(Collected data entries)
(begin)

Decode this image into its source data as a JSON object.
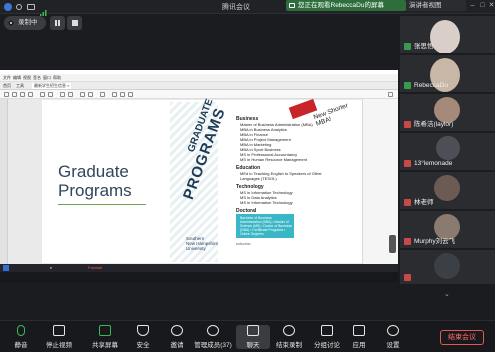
{
  "window": {
    "title": "腾讯会议",
    "share_notice": "您正在观看RebeccaDu的屏幕",
    "speaker_view": "演讲者视图",
    "record_label": "录制中"
  },
  "shared_screen": {
    "window_title": "",
    "menu": [
      "文件",
      "编辑",
      "视图",
      "签名",
      "窗口",
      "帮助"
    ],
    "tabs": [
      "首页",
      "工具",
      "最新学生招生信息 ×"
    ],
    "doc": {
      "left_title": "Graduate\nPrograms",
      "cover_grad": "GRADUATE",
      "cover_prog": "PROGRAMS",
      "logo": "Southern\nNew Hampshire\nUniversity",
      "badge": "New Shorter\nMBA!",
      "sections": [
        {
          "h": "Business",
          "items": [
            "Master of Business Administration (MBA)",
            "MBA in Business Analytics",
            "MBA in Finance",
            "MBA in Project Management",
            "MBA in Marketing",
            "MBA in Sport Business",
            "MS in Professional Accountancy",
            "MS in Human Resource Management"
          ]
        },
        {
          "h": "Education",
          "items": [
            "MEd in Teaching English to Speakers of Other Languages (TESOL)"
          ]
        },
        {
          "h": "Technology",
          "items": [
            "MS in Information Technology",
            "MS in Data Analytics",
            "MS in Information Technology"
          ]
        },
        {
          "h": "Doctoral",
          "items": [
            "International Business"
          ]
        }
      ],
      "teal_box": "Bachelor of Business Administration (BBA) • Master of Science (MS) • Doctor of Business (DBA) • Certificate Programs • Online Degrees",
      "footer": "snhu.edu"
    },
    "taskbar": [
      "e",
      "Foxmail",
      "",
      "",
      "",
      "",
      "",
      "",
      "",
      "",
      ""
    ]
  },
  "participants": [
    {
      "name": "张思悟",
      "mic": "on",
      "color": "#d9cfc8"
    },
    {
      "name": "RebeccaDu",
      "mic": "on",
      "color": "#c8b6a6"
    },
    {
      "name": "陈希洁(laylor)",
      "mic": "off",
      "color": "#a58a7a"
    },
    {
      "name": "13°lemonade",
      "mic": "off",
      "color": "#4c4f55"
    },
    {
      "name": "林老师",
      "mic": "off",
      "color": "#6b5b52"
    },
    {
      "name": "Murphy刘云飞",
      "mic": "off",
      "color": "#8a7a6f"
    },
    {
      "name": "",
      "mic": "off",
      "color": "#3b3f46"
    }
  ],
  "toolbar": [
    {
      "label": "静音",
      "icon": "microphone-icon"
    },
    {
      "label": "停止视频",
      "icon": "camera-icon"
    },
    {
      "label": "共享屏幕",
      "icon": "share-screen-icon"
    },
    {
      "label": "安全",
      "icon": "shield-icon"
    },
    {
      "label": "邀请",
      "icon": "invite-icon"
    },
    {
      "label": "管理成员(37)",
      "icon": "members-icon"
    },
    {
      "label": "聊天",
      "icon": "chat-icon"
    },
    {
      "label": "结束录制",
      "icon": "stop-record-icon"
    },
    {
      "label": "分组讨论",
      "icon": "breakout-icon"
    },
    {
      "label": "应用",
      "icon": "apps-icon"
    },
    {
      "label": "设置",
      "icon": "gear-icon"
    }
  ],
  "end_label": "结束会议"
}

(end)

=== TO DO ===
Find each line holding the word "name" and copy it.

=== EXERCISE SOLUTION ===
      "name": "张思悟",
      "name": "RebeccaDu",
      "name": "陈希洁(laylor)",
      "name": "13°lemonade",
      "name": "林老师",
      "name": "Murphy刘云飞",
      "name": "",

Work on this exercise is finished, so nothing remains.